───── Exercise material

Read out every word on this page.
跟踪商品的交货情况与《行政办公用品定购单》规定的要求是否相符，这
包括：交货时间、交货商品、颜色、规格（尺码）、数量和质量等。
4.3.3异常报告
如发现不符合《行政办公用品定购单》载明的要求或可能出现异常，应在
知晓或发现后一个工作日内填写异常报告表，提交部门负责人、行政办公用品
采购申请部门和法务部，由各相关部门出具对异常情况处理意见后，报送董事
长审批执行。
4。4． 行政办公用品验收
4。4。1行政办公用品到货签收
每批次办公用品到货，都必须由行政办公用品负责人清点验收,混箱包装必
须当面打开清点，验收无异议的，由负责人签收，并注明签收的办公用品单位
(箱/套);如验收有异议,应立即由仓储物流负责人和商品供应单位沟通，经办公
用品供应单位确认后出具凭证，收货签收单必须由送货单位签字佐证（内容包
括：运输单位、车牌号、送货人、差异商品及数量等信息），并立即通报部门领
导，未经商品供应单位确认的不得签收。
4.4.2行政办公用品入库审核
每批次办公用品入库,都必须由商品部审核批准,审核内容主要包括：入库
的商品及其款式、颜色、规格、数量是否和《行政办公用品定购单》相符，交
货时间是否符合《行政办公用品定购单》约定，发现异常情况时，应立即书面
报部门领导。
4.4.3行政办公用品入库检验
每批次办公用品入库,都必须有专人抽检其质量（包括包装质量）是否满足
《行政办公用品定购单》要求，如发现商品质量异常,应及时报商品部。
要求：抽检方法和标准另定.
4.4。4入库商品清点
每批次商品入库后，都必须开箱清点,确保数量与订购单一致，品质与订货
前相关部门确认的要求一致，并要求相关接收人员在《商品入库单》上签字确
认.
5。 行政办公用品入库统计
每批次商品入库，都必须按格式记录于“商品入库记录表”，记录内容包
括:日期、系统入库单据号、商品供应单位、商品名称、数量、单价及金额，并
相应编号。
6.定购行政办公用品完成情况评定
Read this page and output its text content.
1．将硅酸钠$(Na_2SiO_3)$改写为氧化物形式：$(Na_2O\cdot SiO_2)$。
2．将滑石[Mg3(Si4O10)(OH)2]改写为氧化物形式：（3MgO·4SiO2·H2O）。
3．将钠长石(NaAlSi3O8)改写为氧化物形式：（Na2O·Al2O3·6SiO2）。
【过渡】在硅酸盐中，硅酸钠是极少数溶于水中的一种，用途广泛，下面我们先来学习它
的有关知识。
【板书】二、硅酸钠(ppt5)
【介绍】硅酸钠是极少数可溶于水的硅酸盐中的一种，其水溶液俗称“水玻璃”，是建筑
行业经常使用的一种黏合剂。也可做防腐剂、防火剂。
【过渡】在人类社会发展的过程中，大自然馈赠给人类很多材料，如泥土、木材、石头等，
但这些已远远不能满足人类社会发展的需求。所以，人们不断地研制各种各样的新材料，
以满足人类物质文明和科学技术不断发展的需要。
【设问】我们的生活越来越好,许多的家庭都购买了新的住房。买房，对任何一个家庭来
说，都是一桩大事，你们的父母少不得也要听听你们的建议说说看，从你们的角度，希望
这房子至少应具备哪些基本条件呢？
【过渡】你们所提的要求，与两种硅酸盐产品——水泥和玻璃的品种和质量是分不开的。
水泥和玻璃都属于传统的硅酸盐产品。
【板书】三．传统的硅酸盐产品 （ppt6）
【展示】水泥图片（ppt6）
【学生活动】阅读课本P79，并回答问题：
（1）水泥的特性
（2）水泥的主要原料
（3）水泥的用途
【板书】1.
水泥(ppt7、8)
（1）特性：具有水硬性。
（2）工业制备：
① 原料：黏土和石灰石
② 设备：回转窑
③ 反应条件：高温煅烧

──────────

Written request
Write out the data exactly as it stands.

Correct result
Read out every word on this page.
跟踪商品的交货情况与《行政办公用品定购单》规定的要求是否相符，这
包括：交货时间、交货商品、颜色、规格（尺码）、数量和质量等。
4.3.3异常报告
如发现不符合《行政办公用品定购单》载明的要求或可能出现异常，应在
知晓或发现后一个工作日内填写异常报告表，提交部门负责人、行政办公用品
采购申请部门和法务部，由各相关部门出具对异常情况处理意见后，报送董事
长审批执行。
4。4． 行政办公用品验收
4。4。1行政办公用品到货签收
每批次办公用品到货，都必须由行政办公用品负责人清点验收,混箱包装必
须当面打开清点，验收无异议的，由负责人签收，并注明签收的办公用品单位
(箱/套);如验收有异议,应立即由仓储物流负责人和商品供应单位沟通，经办公
用品供应单位确认后出具凭证，收货签收单必须由送货单位签字佐证（内容包
括：运输单位、车牌号、送货人、差异商品及数量等信息），并立即通报部门领
导，未经商品供应单位确认的不得签收。
4.4.2行政办公用品入库审核
每批次办公用品入库,都必须由商品部审核批准,审核内容主要包括：入库
的商品及其款式、颜色、规格、数量是否和《行政办公用品定购单》相符，交
货时间是否符合《行政办公用品定购单》约定，发现异常情况时，应立即书面
报部门领导。
4.4.3行政办公用品入库检验
每批次办公用品入库,都必须有专人抽检其质量（包括包装质量）是否满足
《行政办公用品定购单》要求，如发现商品质量异常,应及时报商品部。
要求：抽检方法和标准另定.
4.4。4入库商品清点
每批次商品入库后，都必须开箱清点,确保数量与订购单一致，品质与订货
前相关部门确认的要求一致，并要求相关接收人员在《商品入库单》上签字确
认.
5。 行政办公用品入库统计
每批次商品入库，都必须按格式记录于“商品入库记录表”，记录内容包
括:日期、系统入库单据号、商品供应单位、商品名称、数量、单价及金额，并
相应编号。
6.定购行政办公用品完成情况评定
Read this page and output its text content.
1．将硅酸钠$(Na_2SiO_3)$改写为氧化物形式：$(Na_2O\cdot SiO_2)$。
2．将滑石[Mg3(Si4O10)(OH)2]改写为氧化物形式：（3MgO·4SiO2·H2O）。
3．将钠长石(NaAlSi3O8)改写为氧化物形式：（Na2O·Al2O3·6SiO2）。
【过渡】在硅酸盐中，硅酸钠是极少数溶于水中的一种，用途广泛，下面我们先来学习它
的有关知识。
【板书】二、硅酸钠(ppt5)
【介绍】硅酸钠是极少数可溶于水的硅酸盐中的一种，其水溶液俗称“水玻璃”，是建筑
行业经常使用的一种黏合剂。也可做防腐剂、防火剂。
【过渡】在人类社会发展的过程中，大自然馈赠给人类很多材料，如泥土、木材、石头等，
但这些已远远不能满足人类社会发展的需求。所以，人们不断地研制各种各样的新材料，
以满足人类物质文明和科学技术不断发展的需要。
【设问】我们的生活越来越好,许多的家庭都购买了新的住房。买房，对任何一个家庭来
说，都是一桩大事，你们的父母少不得也要听听你们的建议说说看，从你们的角度，希望
这房子至少应具备哪些基本条件呢？
【过渡】你们所提的要求，与两种硅酸盐产品——水泥和玻璃的品种和质量是分不开的。
水泥和玻璃都属于传统的硅酸盐产品。
【板书】三．传统的硅酸盐产品 （ppt6）
【展示】水泥图片（ppt6）
【学生活动】阅读课本P79，并回答问题：
（1）水泥的特性
（2）水泥的主要原料
（3）水泥的用途
【板书】1.
水泥(ppt7、8)
（1）特性：具有水硬性。
（2）工业制备：
① 原料：黏土和石灰石
② 设备：回转窑
③ 反应条件：高温煅烧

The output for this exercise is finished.